── Exercise input ──

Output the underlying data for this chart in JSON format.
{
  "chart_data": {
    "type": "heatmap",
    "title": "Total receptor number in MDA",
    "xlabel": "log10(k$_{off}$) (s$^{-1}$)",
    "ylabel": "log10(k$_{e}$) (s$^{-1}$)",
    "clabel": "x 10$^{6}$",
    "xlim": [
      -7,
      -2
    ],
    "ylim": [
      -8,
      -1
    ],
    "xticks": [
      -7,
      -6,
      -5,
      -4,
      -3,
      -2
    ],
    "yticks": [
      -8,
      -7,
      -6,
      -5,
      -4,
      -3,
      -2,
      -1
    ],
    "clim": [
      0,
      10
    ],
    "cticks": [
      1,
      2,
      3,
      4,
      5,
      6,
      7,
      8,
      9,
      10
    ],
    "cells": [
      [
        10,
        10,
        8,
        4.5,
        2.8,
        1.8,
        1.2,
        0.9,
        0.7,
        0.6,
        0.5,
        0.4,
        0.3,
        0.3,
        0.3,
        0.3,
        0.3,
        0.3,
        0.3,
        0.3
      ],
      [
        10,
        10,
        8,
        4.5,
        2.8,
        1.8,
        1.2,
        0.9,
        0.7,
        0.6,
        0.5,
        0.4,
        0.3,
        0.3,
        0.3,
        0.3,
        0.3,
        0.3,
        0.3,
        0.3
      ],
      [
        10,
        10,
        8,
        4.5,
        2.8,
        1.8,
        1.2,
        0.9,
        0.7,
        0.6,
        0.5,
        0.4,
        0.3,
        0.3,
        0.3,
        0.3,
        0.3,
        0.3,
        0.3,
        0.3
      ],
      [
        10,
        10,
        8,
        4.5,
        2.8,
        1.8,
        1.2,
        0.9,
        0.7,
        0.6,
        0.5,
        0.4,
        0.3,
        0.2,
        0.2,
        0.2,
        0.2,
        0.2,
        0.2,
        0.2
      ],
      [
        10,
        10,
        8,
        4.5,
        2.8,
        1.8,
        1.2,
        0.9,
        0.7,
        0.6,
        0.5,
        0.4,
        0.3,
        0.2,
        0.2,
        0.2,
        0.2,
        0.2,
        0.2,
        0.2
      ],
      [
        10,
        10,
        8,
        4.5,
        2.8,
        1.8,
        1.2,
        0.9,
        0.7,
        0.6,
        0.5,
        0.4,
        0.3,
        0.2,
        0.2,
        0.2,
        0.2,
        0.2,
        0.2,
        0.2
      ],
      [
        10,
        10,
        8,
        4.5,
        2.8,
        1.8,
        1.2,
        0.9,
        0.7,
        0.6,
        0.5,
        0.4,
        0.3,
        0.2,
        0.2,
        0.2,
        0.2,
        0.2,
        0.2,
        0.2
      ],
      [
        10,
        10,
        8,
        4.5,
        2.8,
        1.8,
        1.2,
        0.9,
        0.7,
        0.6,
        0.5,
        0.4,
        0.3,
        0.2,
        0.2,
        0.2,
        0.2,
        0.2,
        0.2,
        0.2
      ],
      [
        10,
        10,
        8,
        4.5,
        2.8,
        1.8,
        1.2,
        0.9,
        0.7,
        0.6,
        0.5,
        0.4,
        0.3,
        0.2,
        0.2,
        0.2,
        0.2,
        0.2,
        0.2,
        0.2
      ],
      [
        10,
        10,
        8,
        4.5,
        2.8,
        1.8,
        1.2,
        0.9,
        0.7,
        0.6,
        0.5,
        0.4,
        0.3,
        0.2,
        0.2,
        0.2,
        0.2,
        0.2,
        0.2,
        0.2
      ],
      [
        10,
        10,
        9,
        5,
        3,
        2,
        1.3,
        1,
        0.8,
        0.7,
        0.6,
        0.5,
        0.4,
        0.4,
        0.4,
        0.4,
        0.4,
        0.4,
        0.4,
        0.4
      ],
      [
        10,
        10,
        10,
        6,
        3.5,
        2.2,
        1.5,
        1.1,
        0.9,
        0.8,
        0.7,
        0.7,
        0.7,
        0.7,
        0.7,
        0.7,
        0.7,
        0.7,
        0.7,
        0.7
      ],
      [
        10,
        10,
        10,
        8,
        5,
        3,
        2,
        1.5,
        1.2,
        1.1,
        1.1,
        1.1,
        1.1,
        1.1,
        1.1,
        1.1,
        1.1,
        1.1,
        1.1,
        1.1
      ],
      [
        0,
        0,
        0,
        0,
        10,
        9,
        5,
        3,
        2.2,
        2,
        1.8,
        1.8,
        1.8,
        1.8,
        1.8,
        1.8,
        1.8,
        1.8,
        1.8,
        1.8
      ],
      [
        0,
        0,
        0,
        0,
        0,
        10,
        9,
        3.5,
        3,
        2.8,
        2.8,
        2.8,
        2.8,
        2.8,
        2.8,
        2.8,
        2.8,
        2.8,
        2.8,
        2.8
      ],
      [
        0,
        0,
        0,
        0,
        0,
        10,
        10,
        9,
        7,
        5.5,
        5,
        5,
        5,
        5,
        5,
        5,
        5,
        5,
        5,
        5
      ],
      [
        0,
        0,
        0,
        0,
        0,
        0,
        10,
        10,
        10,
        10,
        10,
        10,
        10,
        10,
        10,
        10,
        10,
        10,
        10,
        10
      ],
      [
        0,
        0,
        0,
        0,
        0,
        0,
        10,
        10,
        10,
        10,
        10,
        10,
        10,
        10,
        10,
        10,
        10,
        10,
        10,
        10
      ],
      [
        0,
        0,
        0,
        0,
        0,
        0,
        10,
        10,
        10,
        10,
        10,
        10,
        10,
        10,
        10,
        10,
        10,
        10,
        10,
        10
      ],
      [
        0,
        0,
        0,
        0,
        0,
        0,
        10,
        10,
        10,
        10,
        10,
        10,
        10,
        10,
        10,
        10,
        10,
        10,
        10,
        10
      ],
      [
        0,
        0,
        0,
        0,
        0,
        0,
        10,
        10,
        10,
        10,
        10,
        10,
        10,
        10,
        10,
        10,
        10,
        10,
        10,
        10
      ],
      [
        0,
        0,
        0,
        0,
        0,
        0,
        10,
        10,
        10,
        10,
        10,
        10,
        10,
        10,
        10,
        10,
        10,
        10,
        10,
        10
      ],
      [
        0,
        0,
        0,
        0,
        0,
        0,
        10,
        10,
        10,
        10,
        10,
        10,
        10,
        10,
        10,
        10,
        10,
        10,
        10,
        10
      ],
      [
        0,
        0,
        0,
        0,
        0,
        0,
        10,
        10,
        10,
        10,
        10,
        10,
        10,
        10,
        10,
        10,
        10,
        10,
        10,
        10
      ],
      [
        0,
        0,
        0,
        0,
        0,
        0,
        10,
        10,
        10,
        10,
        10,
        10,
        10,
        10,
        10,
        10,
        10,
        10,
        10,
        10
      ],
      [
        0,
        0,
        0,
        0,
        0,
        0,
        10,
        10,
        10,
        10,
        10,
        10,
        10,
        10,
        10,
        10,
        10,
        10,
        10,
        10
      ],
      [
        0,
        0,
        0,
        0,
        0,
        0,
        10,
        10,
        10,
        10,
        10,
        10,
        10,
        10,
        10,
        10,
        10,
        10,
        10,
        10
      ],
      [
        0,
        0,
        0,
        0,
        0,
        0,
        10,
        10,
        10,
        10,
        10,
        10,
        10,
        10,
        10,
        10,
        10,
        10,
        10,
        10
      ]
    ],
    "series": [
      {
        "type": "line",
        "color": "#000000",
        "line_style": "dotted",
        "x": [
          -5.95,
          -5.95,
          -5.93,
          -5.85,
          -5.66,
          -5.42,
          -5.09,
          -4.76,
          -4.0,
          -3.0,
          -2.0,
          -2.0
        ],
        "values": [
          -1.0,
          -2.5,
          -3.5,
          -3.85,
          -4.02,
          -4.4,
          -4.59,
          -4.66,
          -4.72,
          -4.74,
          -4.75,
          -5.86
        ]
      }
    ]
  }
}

───

Problem to solve
Repeat each record exactly, leaving nothing out.

Output below
Output the underlying data for this chart in JSON format.
{
  "chart_data": {
    "type": "heatmap",
    "title": "Total receptor number in MDA",
    "xlabel": "log10(k$_{off}$) (s$^{-1}$)",
    "ylabel": "log10(k$_{e}$) (s$^{-1}$)",
    "clabel": "x 10$^{6}$",
    "xlim": [
      -7,
      -2
    ],
    "ylim": [
      -8,
      -1
    ],
    "xticks": [
      -7,
      -6,
      -5,
      -4,
      -3,
      -2
    ],
    "yticks": [
      -8,
      -7,
      -6,
      -5,
      -4,
      -3,
      -2,
      -1
    ],
    "clim": [
      0,
      10
    ],
    "cticks": [
      1,
      2,
      3,
      4,
      5,
      6,
      7,
      8,
      9,
      10
    ],
    "cells": [
      [
        10,
        10,
        8,
        4.5,
        2.8,
        1.8,
        1.2,
        0.9,
        0.7,
        0.6,
        0.5,
        0.4,
        0.3,
        0.3,
        0.3,
        0.3,
        0.3,
        0.3,
        0.3,
        0.3
      ],
      [
        10,
        10,
        8,
        4.5,
        2.8,
        1.8,
        1.2,
        0.9,
        0.7,
        0.6,
        0.5,
        0.4,
        0.3,
        0.3,
        0.3,
        0.3,
        0.3,
        0.3,
        0.3,
        0.3
      ],
      [
        10,
        10,
        8,
        4.5,
        2.8,
        1.8,
        1.2,
        0.9,
        0.7,
        0.6,
        0.5,
        0.4,
        0.3,
        0.3,
        0.3,
        0.3,
        0.3,
        0.3,
        0.3,
        0.3
      ],
      [
        10,
        10,
        8,
        4.5,
        2.8,
        1.8,
        1.2,
        0.9,
        0.7,
        0.6,
        0.5,
        0.4,
        0.3,
        0.2,
        0.2,
        0.2,
        0.2,
        0.2,
        0.2,
        0.2
      ],
      [
        10,
        10,
        8,
        4.5,
        2.8,
        1.8,
        1.2,
        0.9,
        0.7,
        0.6,
        0.5,
        0.4,
        0.3,
        0.2,
        0.2,
        0.2,
        0.2,
        0.2,
        0.2,
        0.2
      ],
      [
        10,
        10,
        8,
        4.5,
        2.8,
        1.8,
        1.2,
        0.9,
        0.7,
        0.6,
        0.5,
        0.4,
        0.3,
        0.2,
        0.2,
        0.2,
        0.2,
        0.2,
        0.2,
        0.2
      ],
      [
        10,
        10,
        8,
        4.5,
        2.8,
        1.8,
        1.2,
        0.9,
        0.7,
        0.6,
        0.5,
        0.4,
        0.3,
        0.2,
        0.2,
        0.2,
        0.2,
        0.2,
        0.2,
        0.2
      ],
      [
        10,
        10,
        8,
        4.5,
        2.8,
        1.8,
        1.2,
        0.9,
        0.7,
        0.6,
        0.5,
        0.4,
        0.3,
        0.2,
        0.2,
        0.2,
        0.2,
        0.2,
        0.2,
        0.2
      ],
      [
        10,
        10,
        8,
        4.5,
        2.8,
        1.8,
        1.2,
        0.9,
        0.7,
        0.6,
        0.5,
        0.4,
        0.3,
        0.2,
        0.2,
        0.2,
        0.2,
        0.2,
        0.2,
        0.2
      ],
      [
        10,
        10,
        8,
        4.5,
        2.8,
        1.8,
        1.2,
        0.9,
        0.7,
        0.6,
        0.5,
        0.4,
        0.3,
        0.2,
        0.2,
        0.2,
        0.2,
        0.2,
        0.2,
        0.2
      ],
      [
        10,
        10,
        9,
        5,
        3,
        2,
        1.3,
        1,
        0.8,
        0.7,
        0.6,
        0.5,
        0.4,
        0.4,
        0.4,
        0.4,
        0.4,
        0.4,
        0.4,
        0.4
      ],
      [
        10,
        10,
        10,
        6,
        3.5,
        2.2,
        1.5,
        1.1,
        0.9,
        0.8,
        0.7,
        0.7,
        0.7,
        0.7,
        0.7,
        0.7,
        0.7,
        0.7,
        0.7,
        0.7
      ],
      [
        10,
        10,
        10,
        8,
        5,
        3,
        2,
        1.5,
        1.2,
        1.1,
        1.1,
        1.1,
        1.1,
        1.1,
        1.1,
        1.1,
        1.1,
        1.1,
        1.1,
        1.1
      ],
      [
        0,
        0,
        0,
        0,
        10,
        9,
        5,
        3,
        2.2,
        2,
        1.8,
        1.8,
        1.8,
        1.8,
        1.8,
        1.8,
        1.8,
        1.8,
        1.8,
        1.8
      ],
      [
        0,
        0,
        0,
        0,
        0,
        10,
        9,
        3.5,
        3,
        2.8,
        2.8,
        2.8,
        2.8,
        2.8,
        2.8,
        2.8,
        2.8,
        2.8,
        2.8,
        2.8
      ],
      [
        0,
        0,
        0,
        0,
        0,
        10,
        10,
        9,
        7,
        5.5,
        5,
        5,
        5,
        5,
        5,
        5,
        5,
        5,
        5,
        5
      ],
      [
        0,
        0,
        0,
        0,
        0,
        0,
        10,
        10,
        10,
        10,
        10,
        10,
        10,
        10,
        10,
        10,
        10,
        10,
        10,
        10
      ],
      [
        0,
        0,
        0,
        0,
        0,
        0,
        10,
        10,
        10,
        10,
        10,
        10,
        10,
        10,
        10,
        10,
        10,
        10,
        10,
        10
      ],
      [
        0,
        0,
        0,
        0,
        0,
        0,
        10,
        10,
        10,
        10,
        10,
        10,
        10,
        10,
        10,
        10,
        10,
        10,
        10,
        10
      ],
      [
        0,
        0,
        0,
        0,
        0,
        0,
        10,
        10,
        10,
        10,
        10,
        10,
        10,
        10,
        10,
        10,
        10,
        10,
        10,
        10
      ],
      [
        0,
        0,
        0,
        0,
        0,
        0,
        10,
        10,
        10,
        10,
        10,
        10,
        10,
        10,
        10,
        10,
        10,
        10,
        10,
        10
      ],
      [
        0,
        0,
        0,
        0,
        0,
        0,
        10,
        10,
        10,
        10,
        10,
        10,
        10,
        10,
        10,
        10,
        10,
        10,
        10,
        10
      ],
      [
        0,
        0,
        0,
        0,
        0,
        0,
        10,
        10,
        10,
        10,
        10,
        10,
        10,
        10,
        10,
        10,
        10,
        10,
        10,
        10
      ],
      [
        0,
        0,
        0,
        0,
        0,
        0,
        10,
        10,
        10,
        10,
        10,
        10,
        10,
        10,
        10,
        10,
        10,
        10,
        10,
        10
      ],
      [
        0,
        0,
        0,
        0,
        0,
        0,
        10,
        10,
        10,
        10,
        10,
        10,
        10,
        10,
        10,
        10,
        10,
        10,
        10,
        10
      ],
      [
        0,
        0,
        0,
        0,
        0,
        0,
        10,
        10,
        10,
        10,
        10,
        10,
        10,
        10,
        10,
        10,
        10,
        10,
        10,
        10
      ],
      [
        0,
        0,
        0,
        0,
        0,
        0,
        10,
        10,
        10,
        10,
        10,
        10,
        10,
        10,
        10,
        10,
        10,
        10,
        10,
        10
      ],
      [
        0,
        0,
        0,
        0,
        0,
        0,
        10,
        10,
        10,
        10,
        10,
        10,
        10,
        10,
        10,
        10,
        10,
        10,
        10,
        10
      ]
    ],
    "series": [
      {
        "type": "line",
        "color": "#000000",
        "line_style": "dotted",
        "x": [
          -5.95,
          -5.95,
          -5.93,
          -5.85,
          -5.66,
          -5.42,
          -5.09,
          -4.76,
          -4.0,
          -3.0,
          -2.0,
          -2.0
        ],
        "values": [
          -1.0,
          -2.5,
          -3.5,
          -3.85,
          -4.02,
          -4.4,
          -4.59,
          -4.66,
          -4.72,
          -4.74,
          -4.75,
          -5.86
        ]
      }
    ]
  }
}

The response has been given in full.